What you will do:
Scan the listing below for the word "pedido" and state how many lines hold it. Write nothing but the number.

Collected data

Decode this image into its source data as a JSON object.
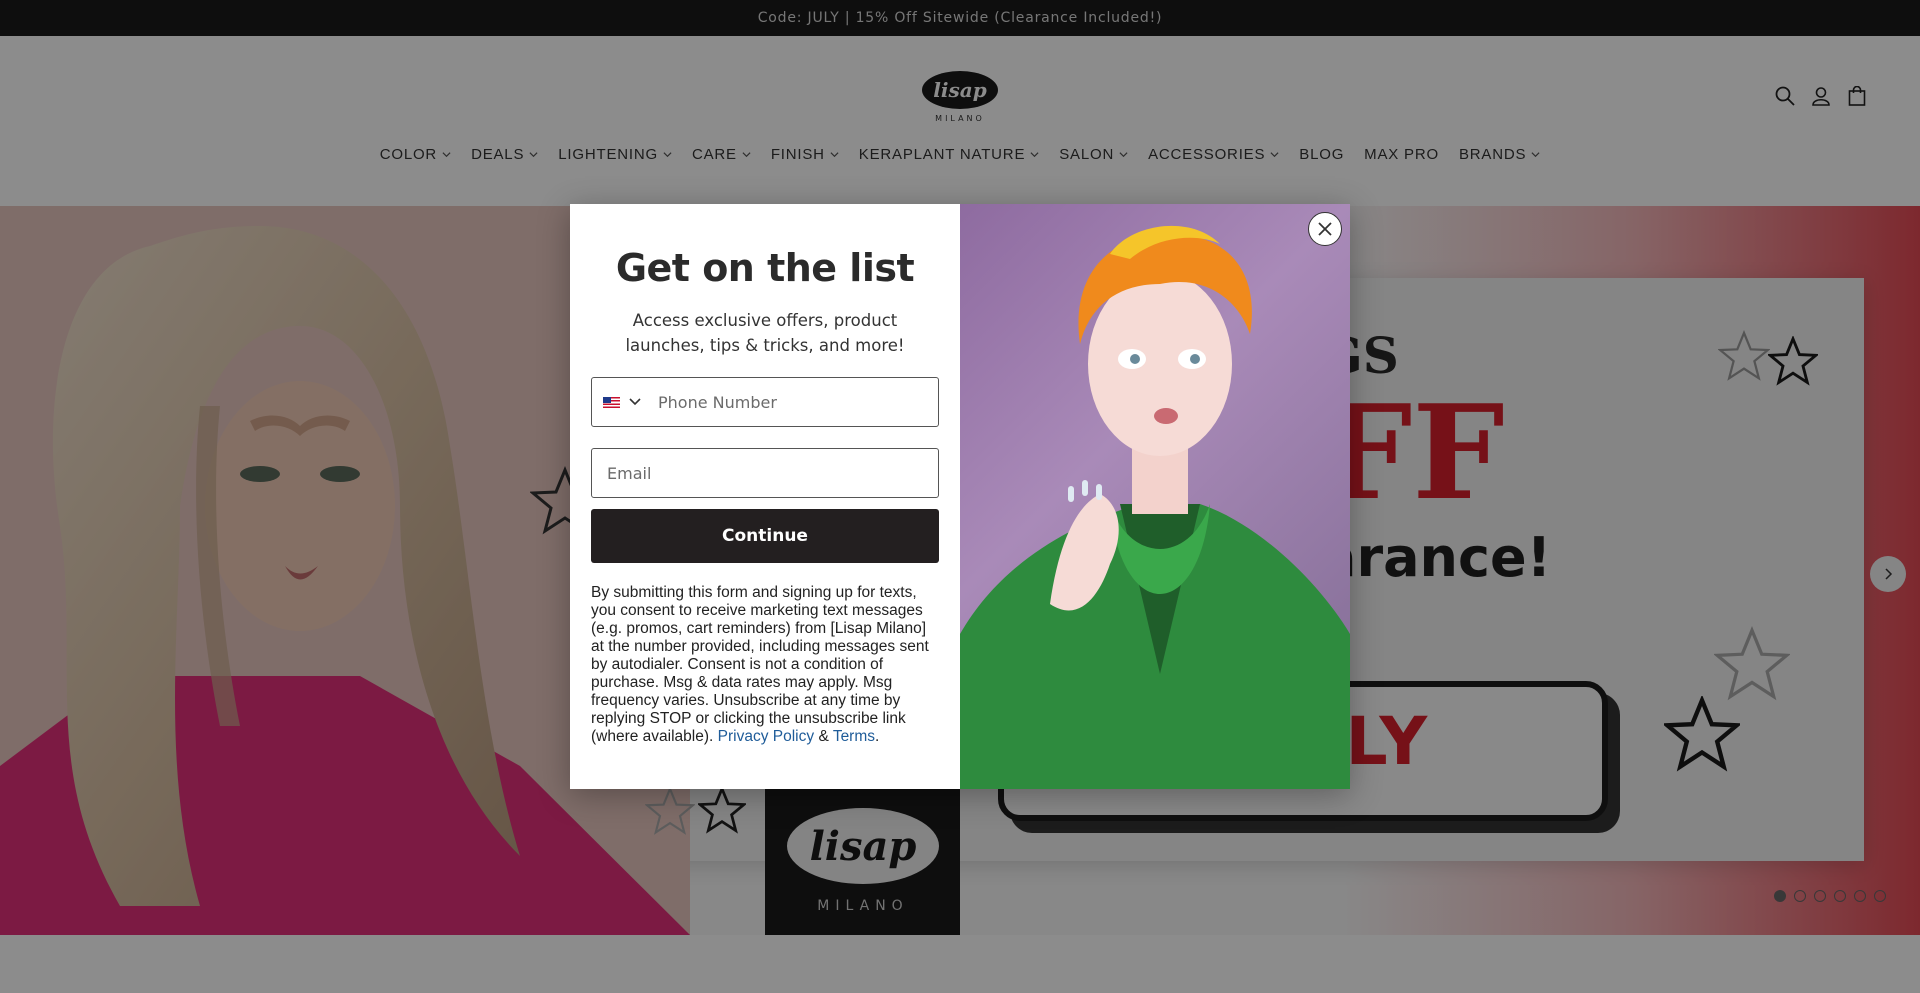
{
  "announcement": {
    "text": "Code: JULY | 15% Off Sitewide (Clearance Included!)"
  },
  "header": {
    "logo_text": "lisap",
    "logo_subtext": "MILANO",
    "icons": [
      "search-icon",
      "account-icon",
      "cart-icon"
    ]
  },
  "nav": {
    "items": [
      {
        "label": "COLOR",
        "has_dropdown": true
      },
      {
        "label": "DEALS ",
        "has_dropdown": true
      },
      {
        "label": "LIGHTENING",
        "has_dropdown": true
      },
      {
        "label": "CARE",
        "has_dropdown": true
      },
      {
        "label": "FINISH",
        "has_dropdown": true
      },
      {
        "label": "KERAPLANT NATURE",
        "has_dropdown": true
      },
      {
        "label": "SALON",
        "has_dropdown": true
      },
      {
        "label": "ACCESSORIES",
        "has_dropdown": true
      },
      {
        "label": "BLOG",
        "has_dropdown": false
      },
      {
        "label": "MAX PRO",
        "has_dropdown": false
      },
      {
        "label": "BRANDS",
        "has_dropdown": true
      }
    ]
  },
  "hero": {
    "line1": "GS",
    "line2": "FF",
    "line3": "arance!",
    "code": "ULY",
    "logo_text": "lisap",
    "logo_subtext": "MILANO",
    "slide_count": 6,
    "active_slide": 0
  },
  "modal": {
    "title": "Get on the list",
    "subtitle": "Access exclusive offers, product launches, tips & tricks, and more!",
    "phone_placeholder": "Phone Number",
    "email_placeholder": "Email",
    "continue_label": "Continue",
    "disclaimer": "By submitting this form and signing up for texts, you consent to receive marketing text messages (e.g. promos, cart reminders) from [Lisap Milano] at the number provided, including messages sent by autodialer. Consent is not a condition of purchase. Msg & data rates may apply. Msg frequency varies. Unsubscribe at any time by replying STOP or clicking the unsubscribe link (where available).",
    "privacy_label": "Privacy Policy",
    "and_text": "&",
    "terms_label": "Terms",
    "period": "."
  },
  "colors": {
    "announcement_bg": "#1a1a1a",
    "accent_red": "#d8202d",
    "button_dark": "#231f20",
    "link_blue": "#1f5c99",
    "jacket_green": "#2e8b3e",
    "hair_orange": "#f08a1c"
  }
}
---
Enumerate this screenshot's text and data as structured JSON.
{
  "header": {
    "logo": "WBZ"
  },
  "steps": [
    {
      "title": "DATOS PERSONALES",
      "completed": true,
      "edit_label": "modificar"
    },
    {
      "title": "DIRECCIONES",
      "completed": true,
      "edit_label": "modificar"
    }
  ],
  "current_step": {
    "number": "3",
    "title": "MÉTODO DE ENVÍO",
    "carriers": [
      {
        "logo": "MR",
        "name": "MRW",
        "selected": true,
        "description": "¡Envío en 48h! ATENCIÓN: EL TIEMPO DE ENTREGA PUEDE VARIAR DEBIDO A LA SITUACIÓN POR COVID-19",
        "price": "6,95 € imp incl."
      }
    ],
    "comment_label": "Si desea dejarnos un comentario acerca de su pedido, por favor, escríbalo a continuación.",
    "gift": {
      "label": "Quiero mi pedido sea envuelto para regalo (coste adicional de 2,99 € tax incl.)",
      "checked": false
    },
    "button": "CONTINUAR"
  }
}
==
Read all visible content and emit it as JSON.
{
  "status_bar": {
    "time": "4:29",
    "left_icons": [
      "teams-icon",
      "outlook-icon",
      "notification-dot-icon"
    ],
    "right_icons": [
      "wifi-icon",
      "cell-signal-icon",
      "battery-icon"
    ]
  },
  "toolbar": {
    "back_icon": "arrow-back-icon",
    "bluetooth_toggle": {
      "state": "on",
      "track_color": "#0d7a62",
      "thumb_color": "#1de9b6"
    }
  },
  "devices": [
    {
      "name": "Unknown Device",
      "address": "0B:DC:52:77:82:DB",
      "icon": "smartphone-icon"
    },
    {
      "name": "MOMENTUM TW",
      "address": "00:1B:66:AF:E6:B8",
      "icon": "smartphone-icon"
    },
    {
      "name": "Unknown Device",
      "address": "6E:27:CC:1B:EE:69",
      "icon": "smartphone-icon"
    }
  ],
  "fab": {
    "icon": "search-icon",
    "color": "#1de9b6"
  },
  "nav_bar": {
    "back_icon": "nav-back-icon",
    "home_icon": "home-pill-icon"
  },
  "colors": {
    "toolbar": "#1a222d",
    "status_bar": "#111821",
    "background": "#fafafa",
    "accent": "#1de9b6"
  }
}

Solution to the problem:
2